### Challenge 1
In the discussion of China's economy below, what share of the work force is offered as an example of a segment that might be gaining?

### Selected excerpt
Is their economy wealthier than previously? No doubt. Is that wealth reaching out and improving the lot of the Chinese people? For some, of course. For the vast majority, not likely. Their's is an enormous population. As such distribution is all the more significant in determining quality of life. Their economic success is based upon exploitation of labor, a significant factor ini manufacturing costs. Their raw materials are no less costly than any others. Their plant and maintenance costs are cheaper, but again based upon the significance of the labor factor and its exploitation. But what the hecks the big deal about the suffering of a few lowly Chinese laborers? Of course their suffering in exploitation is the buttress of the suffering of laborers in every other economy. Call it spread of effect. Even if a large segment of their work force, say 20%, is gainiing, there are still one billion others that provide the fodder for that exuberance. That sure soounds like a lot of exploited Chinese workers.

Anonymous said...

jack is right.

both as to the present facts and to the fundamental question.

economic theories that depend on ignoring most of the relevant facts and being wrong about their own assumptions are possibly useful for academic consideration and other philosophical purposes.

just as carefully selected statistics can be employed to make the worse case appear the better.

the fact is that so far economic "theory" is not adequate to describe the complexities of the real world.

in any case what is useful is that all of the affected parties make their best guess about how they will be affected, short and long run, and decide whether they want to risk the changes.

this is what happens anyway, when the affected parties are informed and have a voice in the decisions.

all the economic theories contribute to the discussion at this point is pseudo intellectual rationalizations for one side or the other.

YouNotSneaky! said...

"s their economy wealthier than previously? No doubt. Is that wealth reaching out and improving the lot of the Chinese people? For some, of course. For the vast majority, not likely."

But it is likely. In fact it's pretty darn likely. Does that mean that there's no more poverty in China? Of course not. But compared to what was there 30 or 20 or even 10 years ago it is much much less. Perhaps you're just not aware how desperately poor China really was 30, or 20, or even 10 years ago.

You can see the improvements in aggregate income statistics. You can see it in aggregate poverty statistics. You can see it in micro level income statistics. You can see it in official government statistics. You can see it in statistics gathered by independent sources. You see it across datasets. You can see it in health statistics. You can see it if you visit China. You can see it if you observe Chinese immigrants to US and talk to them. And so on.

(Source data)

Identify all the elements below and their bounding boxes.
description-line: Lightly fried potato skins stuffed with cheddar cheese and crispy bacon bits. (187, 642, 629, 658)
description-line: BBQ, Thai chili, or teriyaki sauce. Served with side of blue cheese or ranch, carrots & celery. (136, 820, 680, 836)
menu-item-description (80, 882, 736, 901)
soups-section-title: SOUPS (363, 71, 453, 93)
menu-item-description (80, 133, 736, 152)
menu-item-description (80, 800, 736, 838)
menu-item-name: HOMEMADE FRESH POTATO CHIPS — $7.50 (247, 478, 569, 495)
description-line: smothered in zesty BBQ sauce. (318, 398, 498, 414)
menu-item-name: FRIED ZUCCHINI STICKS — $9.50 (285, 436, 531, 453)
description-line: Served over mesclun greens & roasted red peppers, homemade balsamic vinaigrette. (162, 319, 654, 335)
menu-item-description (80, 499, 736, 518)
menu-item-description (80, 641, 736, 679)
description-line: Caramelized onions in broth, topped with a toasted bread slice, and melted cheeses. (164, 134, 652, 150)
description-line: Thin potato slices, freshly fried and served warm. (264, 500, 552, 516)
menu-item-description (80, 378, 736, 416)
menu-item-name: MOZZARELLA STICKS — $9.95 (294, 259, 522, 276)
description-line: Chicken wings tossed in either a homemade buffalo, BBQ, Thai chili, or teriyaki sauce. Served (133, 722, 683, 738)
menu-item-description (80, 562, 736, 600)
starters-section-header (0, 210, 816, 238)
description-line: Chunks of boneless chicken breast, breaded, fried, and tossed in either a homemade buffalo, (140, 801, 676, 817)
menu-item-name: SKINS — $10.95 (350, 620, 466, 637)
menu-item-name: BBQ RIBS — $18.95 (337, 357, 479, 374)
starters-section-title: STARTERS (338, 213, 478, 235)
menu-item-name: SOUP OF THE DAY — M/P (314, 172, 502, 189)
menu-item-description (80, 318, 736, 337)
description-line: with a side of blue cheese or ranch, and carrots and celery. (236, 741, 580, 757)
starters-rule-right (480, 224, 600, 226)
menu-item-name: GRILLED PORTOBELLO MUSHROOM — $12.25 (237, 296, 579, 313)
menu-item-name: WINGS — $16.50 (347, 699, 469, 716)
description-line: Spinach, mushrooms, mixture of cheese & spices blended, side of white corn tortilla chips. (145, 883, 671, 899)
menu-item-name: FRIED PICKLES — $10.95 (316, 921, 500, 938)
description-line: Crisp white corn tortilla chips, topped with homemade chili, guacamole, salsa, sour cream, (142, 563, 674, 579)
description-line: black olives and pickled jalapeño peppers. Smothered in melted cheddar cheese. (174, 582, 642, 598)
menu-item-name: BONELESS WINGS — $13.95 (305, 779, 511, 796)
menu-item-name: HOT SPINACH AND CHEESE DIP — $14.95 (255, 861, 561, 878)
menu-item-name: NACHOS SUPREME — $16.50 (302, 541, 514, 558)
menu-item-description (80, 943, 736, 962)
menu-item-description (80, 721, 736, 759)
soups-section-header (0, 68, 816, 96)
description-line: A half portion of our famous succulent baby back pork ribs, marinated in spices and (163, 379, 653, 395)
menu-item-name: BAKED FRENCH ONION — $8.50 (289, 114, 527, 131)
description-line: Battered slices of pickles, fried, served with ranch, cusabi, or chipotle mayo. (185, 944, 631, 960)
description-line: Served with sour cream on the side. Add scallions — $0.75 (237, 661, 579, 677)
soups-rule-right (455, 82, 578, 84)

### Challenge 2
Echo the stretch of the listing from its first line through the line containing "description-line: Caramelized onions", including both of those lines.

### Complete response 1
20%

### Complete response 2
Identify all the elements below and their bounding boxes.
description-line: Lightly fried potato skins stuffed with cheddar cheese and crispy bacon bits. (187, 642, 629, 658)
description-line: BBQ, Thai chili, or teriyaki sauce. Served with side of blue cheese or ranch, carrots & celery. (136, 820, 680, 836)
menu-item-description (80, 882, 736, 901)
soups-section-title: SOUPS (363, 71, 453, 93)
menu-item-description (80, 133, 736, 152)
menu-item-description (80, 800, 736, 838)
menu-item-name: HOMEMADE FRESH POTATO CHIPS — $7.50 (247, 478, 569, 495)
description-line: smothered in zesty BBQ sauce. (318, 398, 498, 414)
menu-item-name: FRIED ZUCCHINI STICKS — $9.50 (285, 436, 531, 453)
description-line: Served over mesclun greens & roasted red peppers, homemade balsamic vinaigrette. (162, 319, 654, 335)
menu-item-description (80, 499, 736, 518)
menu-item-description (80, 641, 736, 679)
description-line: Caramelized onions in broth, topped with a toasted bread slice, and melted cheeses. (164, 134, 652, 150)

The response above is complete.